What to work on ▸ Extract the full diabetes ascertainment text below, reproducing it word for word.

Text provided ▸
>>>
Diabetes ascertainment

Our primary definition of diabetes was an affirmative answer to the question asked at baseline: did a doctor ever say that you had sugar diabetes or high blood sugar when you were not pregnant? or the reported use of a medication to treat diabetes at baseline. Participants with type 1 diabetes, defined as those diagnosed before age 20 yr or who were ever hospitalized for a diabetic coma, were excluded from the analysis (n = 185) as were those individuals with missing baseline diabetes information (n = 87). After these exclusions there were 5285 women with probable type 2 diabetes. To account for potential undiagnosed diabetics at baseline, we compared the results obtained with our primary definition to results obtained using two alternative definitions of diabetes: 1) affirmative answer to the diabetes question or the baseline medication inventory included a drug to treat diabetes or a glucose greater than 125 mg/dl (in those with an available baseline blood glucose) or 2) self-reported use of insulin or pills to treat diabetes at any time during the study. For more restrictive criteria, we defined diabetes in sensitivity analysis as an affirmative answer to the diabetes question at baseline, and the baseline medication inventory included a drug to treat diabetes.
<<<
Data ▸
>>>
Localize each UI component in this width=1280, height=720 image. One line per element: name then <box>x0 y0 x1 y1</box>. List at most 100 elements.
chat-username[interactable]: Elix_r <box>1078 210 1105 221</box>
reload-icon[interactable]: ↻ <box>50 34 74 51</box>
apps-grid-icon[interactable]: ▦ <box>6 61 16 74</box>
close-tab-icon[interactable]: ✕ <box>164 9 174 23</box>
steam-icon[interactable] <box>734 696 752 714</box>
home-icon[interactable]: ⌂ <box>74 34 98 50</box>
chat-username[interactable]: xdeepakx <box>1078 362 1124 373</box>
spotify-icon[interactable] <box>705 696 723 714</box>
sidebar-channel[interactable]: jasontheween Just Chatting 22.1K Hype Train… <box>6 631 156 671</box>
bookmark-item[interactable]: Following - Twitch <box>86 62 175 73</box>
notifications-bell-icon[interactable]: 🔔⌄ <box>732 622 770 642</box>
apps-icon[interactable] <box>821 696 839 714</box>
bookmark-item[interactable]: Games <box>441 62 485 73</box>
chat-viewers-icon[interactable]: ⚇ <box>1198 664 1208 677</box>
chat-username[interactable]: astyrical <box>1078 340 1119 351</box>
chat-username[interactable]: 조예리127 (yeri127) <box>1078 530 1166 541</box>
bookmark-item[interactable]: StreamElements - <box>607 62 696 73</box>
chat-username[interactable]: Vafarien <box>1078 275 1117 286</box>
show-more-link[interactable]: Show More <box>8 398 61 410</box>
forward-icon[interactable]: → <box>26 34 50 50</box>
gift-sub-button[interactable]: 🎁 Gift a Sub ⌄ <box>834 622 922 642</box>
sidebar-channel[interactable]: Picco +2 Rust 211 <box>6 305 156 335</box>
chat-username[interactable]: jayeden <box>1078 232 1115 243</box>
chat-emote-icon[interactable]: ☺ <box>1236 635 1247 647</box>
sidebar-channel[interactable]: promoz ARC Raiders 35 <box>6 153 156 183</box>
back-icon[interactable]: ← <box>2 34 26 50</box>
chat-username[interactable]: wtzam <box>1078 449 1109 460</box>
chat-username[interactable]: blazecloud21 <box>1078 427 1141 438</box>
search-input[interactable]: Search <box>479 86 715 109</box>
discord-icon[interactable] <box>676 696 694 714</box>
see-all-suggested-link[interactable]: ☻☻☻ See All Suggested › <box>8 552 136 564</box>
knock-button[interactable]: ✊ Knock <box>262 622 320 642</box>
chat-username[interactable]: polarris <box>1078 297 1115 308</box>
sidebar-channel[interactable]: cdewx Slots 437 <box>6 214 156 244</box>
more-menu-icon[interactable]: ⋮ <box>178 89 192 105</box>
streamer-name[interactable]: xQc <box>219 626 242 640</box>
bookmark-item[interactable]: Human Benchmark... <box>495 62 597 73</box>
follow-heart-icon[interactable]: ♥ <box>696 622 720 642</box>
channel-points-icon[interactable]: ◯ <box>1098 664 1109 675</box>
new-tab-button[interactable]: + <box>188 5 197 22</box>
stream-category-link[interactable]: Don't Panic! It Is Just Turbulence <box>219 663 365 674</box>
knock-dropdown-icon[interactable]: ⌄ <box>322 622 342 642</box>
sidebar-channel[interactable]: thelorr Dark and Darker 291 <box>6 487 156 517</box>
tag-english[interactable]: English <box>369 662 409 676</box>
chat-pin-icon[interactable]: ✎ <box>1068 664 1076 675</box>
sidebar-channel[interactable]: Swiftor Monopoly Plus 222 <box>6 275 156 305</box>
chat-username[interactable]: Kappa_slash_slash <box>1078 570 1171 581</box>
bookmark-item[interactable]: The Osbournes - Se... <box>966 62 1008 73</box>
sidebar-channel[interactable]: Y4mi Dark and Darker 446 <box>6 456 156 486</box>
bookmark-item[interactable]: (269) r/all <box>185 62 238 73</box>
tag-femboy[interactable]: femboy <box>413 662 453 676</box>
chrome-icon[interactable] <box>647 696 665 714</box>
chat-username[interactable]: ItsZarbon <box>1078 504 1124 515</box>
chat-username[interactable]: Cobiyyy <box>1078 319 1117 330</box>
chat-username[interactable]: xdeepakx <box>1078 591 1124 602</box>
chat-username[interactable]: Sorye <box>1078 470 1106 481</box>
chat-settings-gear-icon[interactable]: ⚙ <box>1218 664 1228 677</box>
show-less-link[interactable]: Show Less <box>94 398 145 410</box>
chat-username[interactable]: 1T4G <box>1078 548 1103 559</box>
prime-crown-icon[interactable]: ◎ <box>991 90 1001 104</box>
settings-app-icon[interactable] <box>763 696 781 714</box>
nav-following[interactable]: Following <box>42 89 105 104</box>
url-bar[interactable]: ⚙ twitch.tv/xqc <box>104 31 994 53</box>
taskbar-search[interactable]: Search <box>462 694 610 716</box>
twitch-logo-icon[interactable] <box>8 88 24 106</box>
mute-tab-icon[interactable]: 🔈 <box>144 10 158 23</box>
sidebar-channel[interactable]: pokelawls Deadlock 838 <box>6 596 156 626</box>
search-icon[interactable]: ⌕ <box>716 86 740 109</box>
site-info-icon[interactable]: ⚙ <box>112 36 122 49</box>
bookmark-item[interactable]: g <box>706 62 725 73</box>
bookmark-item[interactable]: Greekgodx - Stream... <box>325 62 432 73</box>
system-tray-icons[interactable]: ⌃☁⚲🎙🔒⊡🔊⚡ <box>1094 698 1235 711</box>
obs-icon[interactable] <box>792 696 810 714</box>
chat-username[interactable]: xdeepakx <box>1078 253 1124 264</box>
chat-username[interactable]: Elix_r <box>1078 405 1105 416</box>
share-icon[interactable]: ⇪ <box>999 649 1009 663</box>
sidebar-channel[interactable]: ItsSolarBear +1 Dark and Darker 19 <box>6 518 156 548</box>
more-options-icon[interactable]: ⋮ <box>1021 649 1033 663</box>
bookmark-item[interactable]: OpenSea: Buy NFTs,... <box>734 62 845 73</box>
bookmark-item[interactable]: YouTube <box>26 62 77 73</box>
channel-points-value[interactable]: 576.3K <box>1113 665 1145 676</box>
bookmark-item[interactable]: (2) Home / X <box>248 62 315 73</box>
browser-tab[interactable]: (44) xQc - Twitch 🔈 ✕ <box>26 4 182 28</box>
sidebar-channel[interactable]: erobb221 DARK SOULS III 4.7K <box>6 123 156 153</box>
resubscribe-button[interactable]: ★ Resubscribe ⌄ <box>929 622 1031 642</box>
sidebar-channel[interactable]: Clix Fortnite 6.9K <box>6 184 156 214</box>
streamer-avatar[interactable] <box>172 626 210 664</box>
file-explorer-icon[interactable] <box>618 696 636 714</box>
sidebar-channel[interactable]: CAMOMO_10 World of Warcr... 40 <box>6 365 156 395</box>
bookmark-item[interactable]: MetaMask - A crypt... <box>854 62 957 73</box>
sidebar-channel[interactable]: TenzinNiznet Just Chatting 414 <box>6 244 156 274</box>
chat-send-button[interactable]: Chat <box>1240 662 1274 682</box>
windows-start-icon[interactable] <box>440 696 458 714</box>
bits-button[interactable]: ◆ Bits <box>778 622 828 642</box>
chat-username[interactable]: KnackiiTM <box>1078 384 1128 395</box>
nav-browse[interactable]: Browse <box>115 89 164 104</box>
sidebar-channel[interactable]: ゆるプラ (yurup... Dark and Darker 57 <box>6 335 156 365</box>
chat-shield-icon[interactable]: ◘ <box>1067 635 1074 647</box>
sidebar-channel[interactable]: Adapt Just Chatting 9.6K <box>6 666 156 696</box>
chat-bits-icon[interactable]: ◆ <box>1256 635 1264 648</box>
<<<
Answer ▸
Diabetes ascertainment

Our primary definition of diabetes was an affirmative answer to the question asked at baseline: did a doctor ever say that you had sugar diabetes or high blood sugar when you were not pregnant? or the reported use of a medication to treat diabetes at baseline. Participants with type 1 diabetes, defined as those diagnosed before age 20 yr or who were ever hospitalized for a diabetic coma, were excluded from the analysis (n = 185) as were those individuals with missing baseline diabetes information (n = 87). After these exclusions there were 5285 women with probable type 2 diabetes. To account for potential undiagnosed diabetics at baseline, we compared the results obtained with our primary definition to results obtained using two alternative definitions of diabetes: 1) affirmative answer to the diabetes question or the baseline medication inventory included a drug to treat diabetes or a glucose greater than 125 mg/dl (in those with an available baseline blood glucose) or 2) self-reported use of insulin or pills to treat diabetes at any time during the study. For more restrictive criteria, we defined diabetes in sensitivity analysis as an affirmative answer to the diabetes question at baseline, and the baseline medication inventory included a drug to treat diabetes.